*Aim:* Emit the data below verbatim, stripping out any pictures.

____ Recorded information

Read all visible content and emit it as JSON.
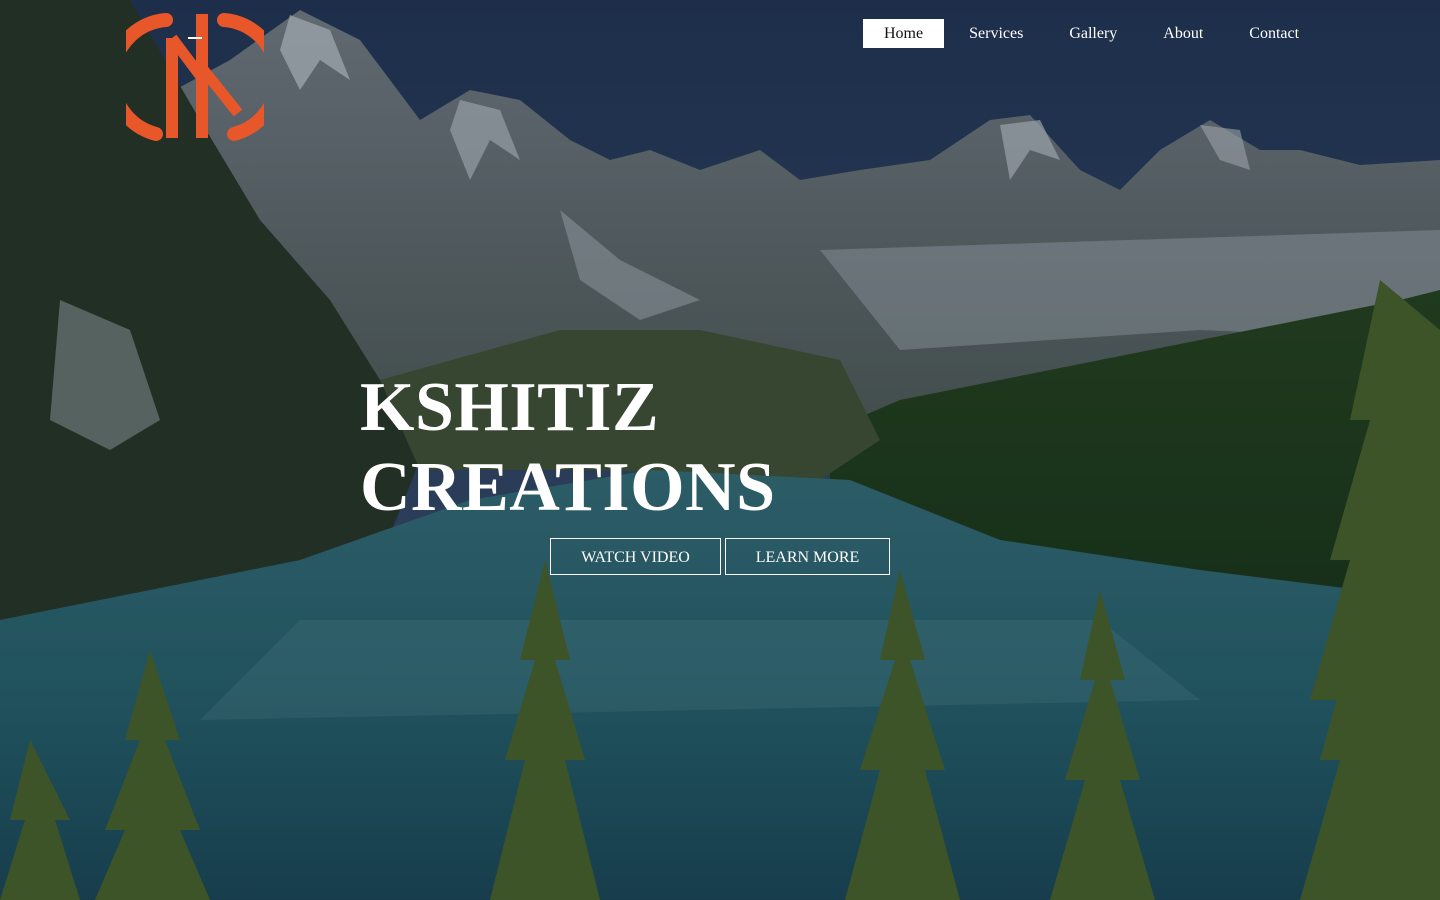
{
  "brand": {
    "logo_icon": "kc-monogram-logo",
    "logo_color": "#e8572a"
  },
  "nav": {
    "items": [
      {
        "label": "Home",
        "active": true
      },
      {
        "label": "Services",
        "active": false
      },
      {
        "label": "Gallery",
        "active": false
      },
      {
        "label": "About",
        "active": false
      },
      {
        "label": "Contact",
        "active": false
      }
    ]
  },
  "hero": {
    "title_line1": "KSHITIZ",
    "title_line2": "CREATIONS",
    "background": "mountain-lake-forest-photo",
    "watch_video_label": "WATCH VIDEO",
    "learn_more_label": "LEARN MORE"
  },
  "colors": {
    "text": "#ffffff",
    "active_nav_bg": "#ffffff",
    "active_nav_text": "#111111",
    "overlay": "#0a1a24"
  }
}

________

*Task response:*
Read all visible content and emit it as JSON.
{
  "brand": {
    "logo_icon": "kc-monogram-logo",
    "logo_color": "#e8572a"
  },
  "nav": {
    "items": [
      {
        "label": "Home",
        "active": true
      },
      {
        "label": "Services",
        "active": false
      },
      {
        "label": "Gallery",
        "active": false
      },
      {
        "label": "About",
        "active": false
      },
      {
        "label": "Contact",
        "active": false
      }
    ]
  },
  "hero": {
    "title_line1": "KSHITIZ",
    "title_line2": "CREATIONS",
    "background": "mountain-lake-forest-photo",
    "watch_video_label": "WATCH VIDEO",
    "learn_more_label": "LEARN MORE"
  },
  "colors": {
    "text": "#ffffff",
    "active_nav_bg": "#ffffff",
    "active_nav_text": "#111111",
    "overlay": "#0a1a24"
  }
}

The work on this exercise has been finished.